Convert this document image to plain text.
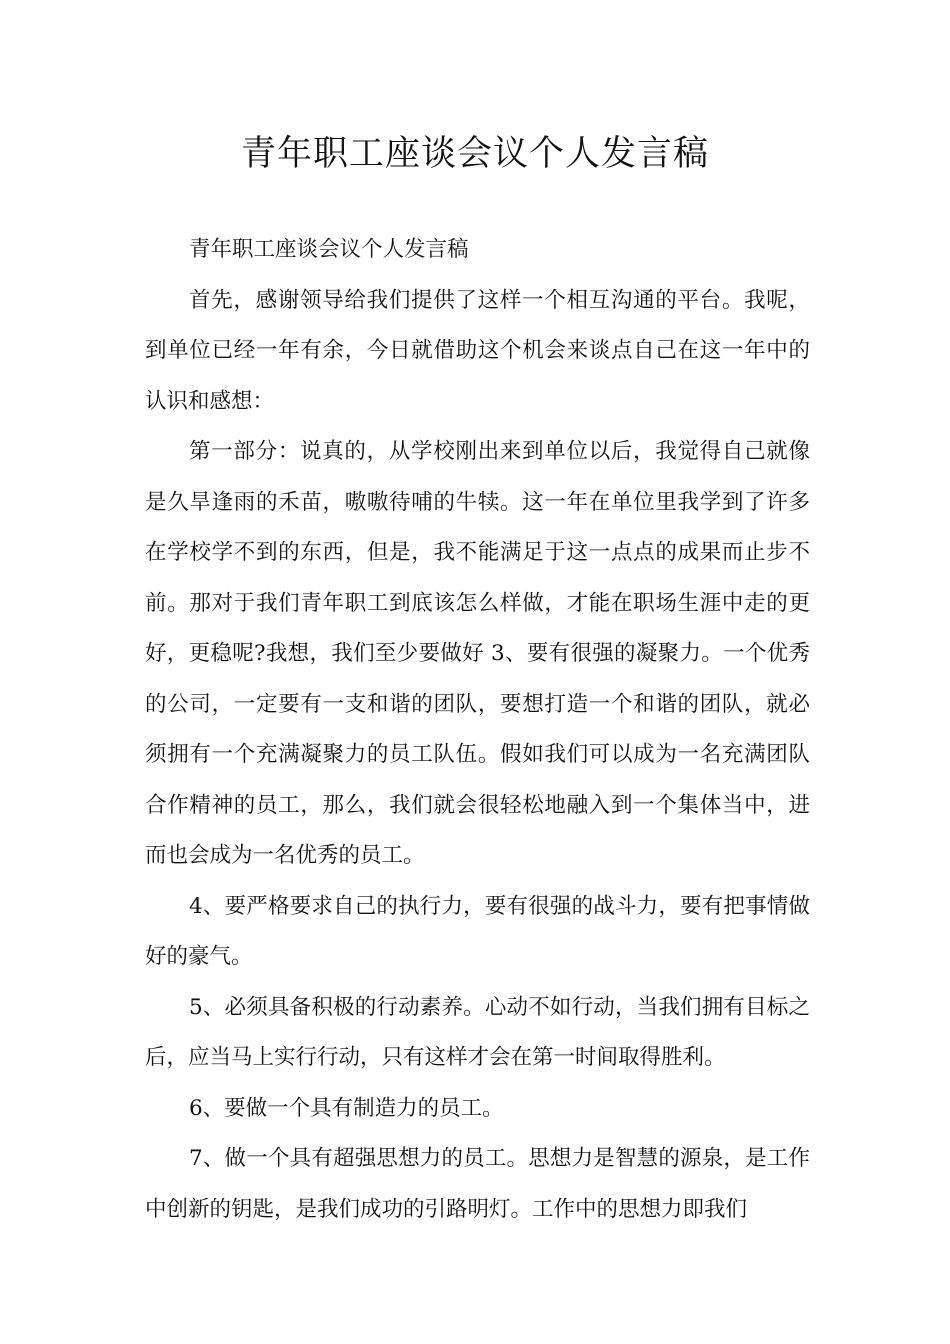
青年职工座谈会议个人发言稿

青年职工座谈会议个人发言稿

首先，感谢领导给我们提供了这样一个相互沟通的平台。我呢，到单位已经一年有余，今日就借助这个机会来谈点自己在这一年中的认识和感想：

第一部分：说真的，从学校刚出来到单位以后，我觉得自己就像是久旱逢雨的禾苗，嗷嗷待哺的牛犊。这一年在单位里我学到了许多在学校学不到的东西，但是，我不能满足于这一点点的成果而止步不前。那对于我们青年职工到底该怎么样做，才能在职场生涯中走的更好，更稳呢?我想，我们至少要做好 3、要有很强的凝聚力。一个优秀的公司，一定要有一支和谐的团队，要想打造一个和谐的团队，就必须拥有一个充满凝聚力的员工队伍。假如我们可以成为一名充满团队合作精神的员工，那么，我们就会很轻松地融入到一个集体当中，进而也会成为一名优秀的员工。

4、要严格要求自己的执行力，要有很强的战斗力，要有把事情做好的豪气。

5、必须具备积极的行动素养。心动不如行动，当我们拥有目标之后，应当马上实行行动，只有这样才会在第一时间取得胜利。

6、要做一个具有制造力的员工。

7、做一个具有超强思想力的员工。思想力是智慧的源泉，是工作中创新的钥匙，是我们成功的引路明灯。工作中的思想力即我们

■ **Direction**: Leave out the pictures and restate everything else word for word.

■ **Right answer**:
Convert this document image to plain text.
青年职工座谈会议个人发言稿

青年职工座谈会议个人发言稿

首先，感谢领导给我们提供了这样一个相互沟通的平台。我呢，到单位已经一年有余，今日就借助这个机会来谈点自己在这一年中的认识和感想：

第一部分：说真的，从学校刚出来到单位以后，我觉得自己就像是久旱逢雨的禾苗，嗷嗷待哺的牛犊。这一年在单位里我学到了许多在学校学不到的东西，但是，我不能满足于这一点点的成果而止步不前。那对于我们青年职工到底该怎么样做，才能在职场生涯中走的更好，更稳呢?我想，我们至少要做好 3、要有很强的凝聚力。一个优秀的公司，一定要有一支和谐的团队，要想打造一个和谐的团队，就必须拥有一个充满凝聚力的员工队伍。假如我们可以成为一名充满团队合作精神的员工，那么，我们就会很轻松地融入到一个集体当中，进而也会成为一名优秀的员工。

4、要严格要求自己的执行力，要有很强的战斗力，要有把事情做好的豪气。

5、必须具备积极的行动素养。心动不如行动，当我们拥有目标之后，应当马上实行行动，只有这样才会在第一时间取得胜利。

6、要做一个具有制造力的员工。

7、做一个具有超强思想力的员工。思想力是智慧的源泉，是工作中创新的钥匙，是我们成功的引路明灯。工作中的思想力即我们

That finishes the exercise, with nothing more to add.